PROBLEMS TO SOLVE:
(1) In the mailing list post, why does the author send a new version of the patch? Answer in one to three sentences.
(2) Reproduce the mailing list post from "Re: ALTER TABLE" up to and including "regular one first.".
(3) According to the mailing list post, how many files does the patch change?

Re: ALTER TABLE .. DETACH PARTITION CONCURRENTLY

2021-04-20 Thread Alvaro Herrera

Actually I had a silly bug in the version that attempted to cache a
partdesc that omits detached partitions.  This one, while not fully
baked, seems to work correctly (on top of the previous one).

The thing that I don't fully understand is why we have to require to
have built the regular one first.

-- 
Álvaro Herrera39°49'30"S 73°17'W
"This is what I like so much about PostgreSQL.  Most of the surprises
are of the "oh wow!  That's cool" Not the "oh shit!" kind.  :)"
Scott Marlowe, http://archives.postgresql.org/pgsql-admin/2008-10/msg00152.php
>From b45e9db9cd08282f7a7fabcef944880cc3a3d415 Mon Sep 17 00:00:00 2001
From: Alvaro Herrera 
Date: Tue, 20 Apr 2021 20:42:30 -0400
Subject: [PATCH] separately cache a partdesc that omits detached partitions,
 too

---
 src/backend/partitioning/partdesc.c | 21 +++--
 src/backend/utils/cache/relcache.c  |  4 
 src/include/utils/rel.h |  1 +
 3 files changed, 24 insertions(+), 2 deletions(-)

(Labeled box records)

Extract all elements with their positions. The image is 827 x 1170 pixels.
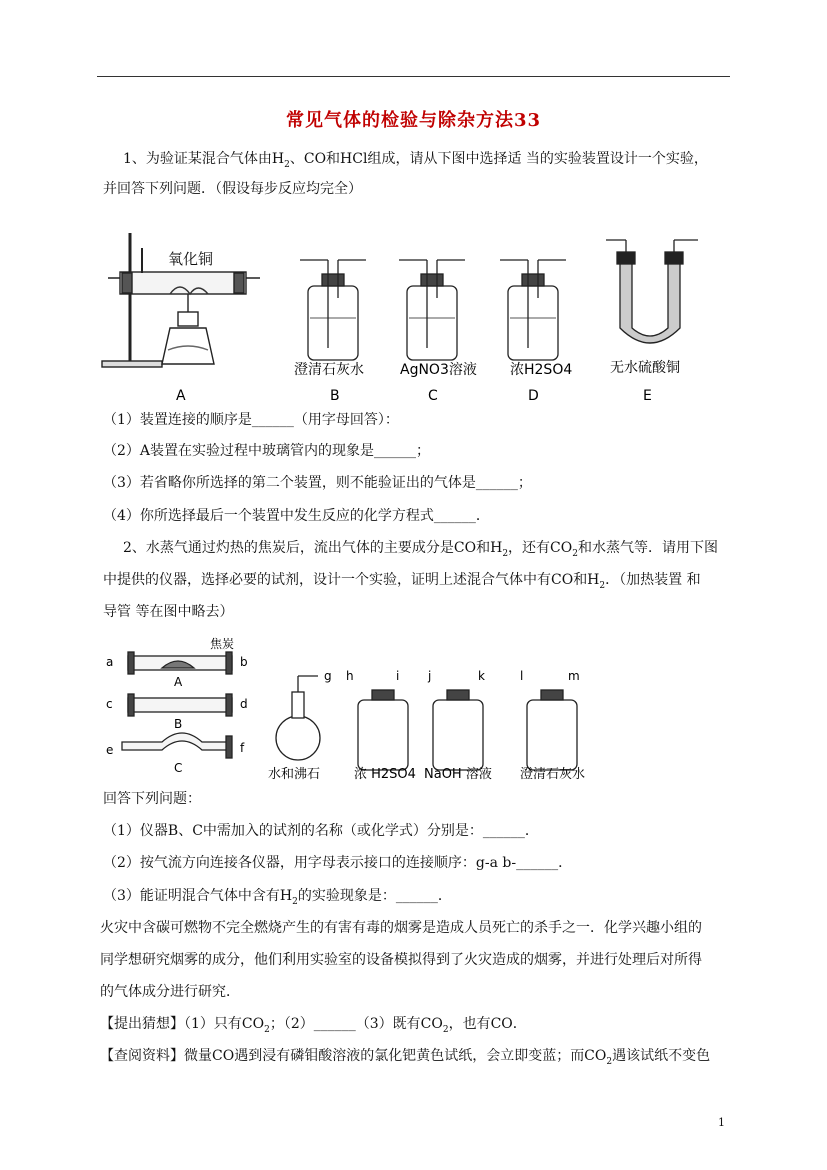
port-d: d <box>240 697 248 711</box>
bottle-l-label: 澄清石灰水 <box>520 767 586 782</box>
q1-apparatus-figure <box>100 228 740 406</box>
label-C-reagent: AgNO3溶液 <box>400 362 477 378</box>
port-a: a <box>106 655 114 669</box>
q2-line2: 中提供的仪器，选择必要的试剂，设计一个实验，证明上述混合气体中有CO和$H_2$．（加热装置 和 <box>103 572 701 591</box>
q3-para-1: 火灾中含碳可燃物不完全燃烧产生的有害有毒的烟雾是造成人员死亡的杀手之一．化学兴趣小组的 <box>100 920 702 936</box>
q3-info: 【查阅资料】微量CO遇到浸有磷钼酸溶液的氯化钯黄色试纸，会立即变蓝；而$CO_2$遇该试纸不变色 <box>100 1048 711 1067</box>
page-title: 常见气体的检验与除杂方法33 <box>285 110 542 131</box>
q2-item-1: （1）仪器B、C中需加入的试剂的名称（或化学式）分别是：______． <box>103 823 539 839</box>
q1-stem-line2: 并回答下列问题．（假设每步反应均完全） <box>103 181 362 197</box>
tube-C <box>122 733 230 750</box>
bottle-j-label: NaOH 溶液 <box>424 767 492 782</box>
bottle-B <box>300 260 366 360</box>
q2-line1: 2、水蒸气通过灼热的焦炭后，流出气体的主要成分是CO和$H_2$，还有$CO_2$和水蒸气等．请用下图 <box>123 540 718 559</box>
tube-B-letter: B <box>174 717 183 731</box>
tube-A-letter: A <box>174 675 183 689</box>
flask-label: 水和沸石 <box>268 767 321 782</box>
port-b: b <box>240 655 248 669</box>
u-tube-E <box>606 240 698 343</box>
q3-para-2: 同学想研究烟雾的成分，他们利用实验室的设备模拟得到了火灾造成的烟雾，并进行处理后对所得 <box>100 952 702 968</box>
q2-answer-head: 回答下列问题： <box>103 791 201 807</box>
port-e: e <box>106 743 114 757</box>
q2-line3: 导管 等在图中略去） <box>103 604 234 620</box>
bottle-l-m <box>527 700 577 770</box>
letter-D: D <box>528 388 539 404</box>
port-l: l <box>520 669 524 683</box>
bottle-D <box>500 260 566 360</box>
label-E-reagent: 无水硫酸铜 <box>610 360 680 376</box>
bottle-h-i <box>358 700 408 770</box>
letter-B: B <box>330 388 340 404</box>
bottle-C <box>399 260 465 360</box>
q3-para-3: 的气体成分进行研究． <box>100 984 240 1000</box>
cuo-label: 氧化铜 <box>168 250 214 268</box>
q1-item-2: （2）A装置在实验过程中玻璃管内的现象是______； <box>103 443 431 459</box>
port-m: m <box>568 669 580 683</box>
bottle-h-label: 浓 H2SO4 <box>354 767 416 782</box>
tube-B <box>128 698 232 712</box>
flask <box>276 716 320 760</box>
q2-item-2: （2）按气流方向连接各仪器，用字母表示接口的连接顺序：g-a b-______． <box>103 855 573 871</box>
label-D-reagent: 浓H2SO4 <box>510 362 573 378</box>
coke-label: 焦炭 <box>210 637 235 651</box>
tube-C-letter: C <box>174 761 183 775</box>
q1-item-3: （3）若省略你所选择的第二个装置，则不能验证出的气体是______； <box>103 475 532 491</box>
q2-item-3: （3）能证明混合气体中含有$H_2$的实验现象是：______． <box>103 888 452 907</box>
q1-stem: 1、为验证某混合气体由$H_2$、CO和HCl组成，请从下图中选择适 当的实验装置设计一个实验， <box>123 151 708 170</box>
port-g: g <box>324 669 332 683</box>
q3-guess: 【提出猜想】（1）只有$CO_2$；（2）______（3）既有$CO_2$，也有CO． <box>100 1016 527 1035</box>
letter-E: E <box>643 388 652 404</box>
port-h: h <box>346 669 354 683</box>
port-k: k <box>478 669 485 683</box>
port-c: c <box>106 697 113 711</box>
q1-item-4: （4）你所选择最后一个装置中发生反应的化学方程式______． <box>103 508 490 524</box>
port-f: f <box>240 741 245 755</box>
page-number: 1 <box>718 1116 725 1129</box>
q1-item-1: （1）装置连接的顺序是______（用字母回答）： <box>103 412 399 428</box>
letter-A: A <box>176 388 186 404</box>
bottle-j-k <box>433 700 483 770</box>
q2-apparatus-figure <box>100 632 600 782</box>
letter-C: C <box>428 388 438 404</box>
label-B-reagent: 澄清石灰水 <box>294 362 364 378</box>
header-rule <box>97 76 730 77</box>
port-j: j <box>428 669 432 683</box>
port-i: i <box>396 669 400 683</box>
--
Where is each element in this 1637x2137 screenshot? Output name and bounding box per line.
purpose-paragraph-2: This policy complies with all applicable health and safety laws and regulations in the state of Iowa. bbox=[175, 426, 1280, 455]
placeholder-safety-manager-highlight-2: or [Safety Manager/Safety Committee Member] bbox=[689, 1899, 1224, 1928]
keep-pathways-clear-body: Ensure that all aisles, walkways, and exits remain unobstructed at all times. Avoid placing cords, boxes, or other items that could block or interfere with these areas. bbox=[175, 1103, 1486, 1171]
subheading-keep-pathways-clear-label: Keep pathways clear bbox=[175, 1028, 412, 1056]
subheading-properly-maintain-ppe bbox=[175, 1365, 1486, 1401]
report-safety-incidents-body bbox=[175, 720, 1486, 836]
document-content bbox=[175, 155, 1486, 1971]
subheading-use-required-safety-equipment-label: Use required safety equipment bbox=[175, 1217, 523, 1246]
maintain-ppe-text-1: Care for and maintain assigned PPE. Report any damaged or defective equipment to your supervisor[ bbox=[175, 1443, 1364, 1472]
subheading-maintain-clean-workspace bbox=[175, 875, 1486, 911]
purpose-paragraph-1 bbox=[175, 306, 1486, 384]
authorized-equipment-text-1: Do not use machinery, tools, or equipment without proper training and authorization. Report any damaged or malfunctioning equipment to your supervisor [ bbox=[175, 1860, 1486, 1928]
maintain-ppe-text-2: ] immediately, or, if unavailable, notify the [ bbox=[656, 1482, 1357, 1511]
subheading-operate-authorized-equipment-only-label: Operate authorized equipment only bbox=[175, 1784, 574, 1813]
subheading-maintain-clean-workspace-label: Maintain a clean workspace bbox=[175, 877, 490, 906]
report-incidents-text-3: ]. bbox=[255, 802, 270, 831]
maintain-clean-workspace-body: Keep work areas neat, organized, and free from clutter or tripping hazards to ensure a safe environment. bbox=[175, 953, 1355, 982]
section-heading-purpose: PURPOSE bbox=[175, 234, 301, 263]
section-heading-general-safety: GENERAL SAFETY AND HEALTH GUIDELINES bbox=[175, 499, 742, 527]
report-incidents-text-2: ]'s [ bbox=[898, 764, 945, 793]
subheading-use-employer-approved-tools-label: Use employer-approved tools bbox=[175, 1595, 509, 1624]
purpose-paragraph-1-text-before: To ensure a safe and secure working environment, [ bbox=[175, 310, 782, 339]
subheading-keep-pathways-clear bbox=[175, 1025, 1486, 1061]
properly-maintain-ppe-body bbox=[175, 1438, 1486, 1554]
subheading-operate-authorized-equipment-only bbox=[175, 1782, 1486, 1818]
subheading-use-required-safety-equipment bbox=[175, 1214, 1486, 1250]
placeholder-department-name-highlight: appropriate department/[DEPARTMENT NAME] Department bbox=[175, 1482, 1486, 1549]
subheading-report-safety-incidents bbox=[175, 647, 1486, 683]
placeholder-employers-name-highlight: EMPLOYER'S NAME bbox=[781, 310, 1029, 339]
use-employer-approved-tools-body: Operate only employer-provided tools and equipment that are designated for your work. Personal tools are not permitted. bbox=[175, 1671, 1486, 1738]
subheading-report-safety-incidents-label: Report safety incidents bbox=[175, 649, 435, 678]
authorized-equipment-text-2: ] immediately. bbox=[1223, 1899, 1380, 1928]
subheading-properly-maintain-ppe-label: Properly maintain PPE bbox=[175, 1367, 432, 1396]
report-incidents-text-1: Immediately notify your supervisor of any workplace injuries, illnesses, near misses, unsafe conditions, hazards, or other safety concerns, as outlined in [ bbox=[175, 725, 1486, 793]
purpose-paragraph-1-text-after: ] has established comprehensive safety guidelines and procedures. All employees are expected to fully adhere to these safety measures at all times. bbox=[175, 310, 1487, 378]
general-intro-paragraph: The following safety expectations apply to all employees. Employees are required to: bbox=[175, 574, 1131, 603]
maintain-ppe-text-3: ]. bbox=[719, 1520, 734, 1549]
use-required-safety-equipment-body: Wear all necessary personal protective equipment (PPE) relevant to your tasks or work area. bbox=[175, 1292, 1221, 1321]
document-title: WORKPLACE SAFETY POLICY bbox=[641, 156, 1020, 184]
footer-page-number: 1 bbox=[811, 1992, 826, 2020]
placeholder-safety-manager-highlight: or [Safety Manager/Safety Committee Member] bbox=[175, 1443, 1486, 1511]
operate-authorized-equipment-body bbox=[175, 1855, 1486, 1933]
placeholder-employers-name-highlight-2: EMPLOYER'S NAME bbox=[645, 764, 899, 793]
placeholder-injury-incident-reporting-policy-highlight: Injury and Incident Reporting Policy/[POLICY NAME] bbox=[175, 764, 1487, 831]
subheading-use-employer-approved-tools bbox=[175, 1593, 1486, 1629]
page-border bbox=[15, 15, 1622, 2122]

PER-TASK ANSWERS:
(1) The earlier version, which tried to cache a partdesc that omits detached partitions, had a silly bug. The new version is not fully baked but seems to work correctly on top of the previous one.

(2)
Re: ALTER TABLE .. DETACH PARTITION CONCURRENTLY

2021-04-20 Thread Alvaro Herrera

Actually I had a silly bug in the version that attempted to cache a
partdesc that omits detached partitions.  This one, while not fully
baked, seems to work correctly (on top of the previous one).

The thing that I don't fully understand is why we have to require to
have built the regular one first.

(3) The patch changes 3 files.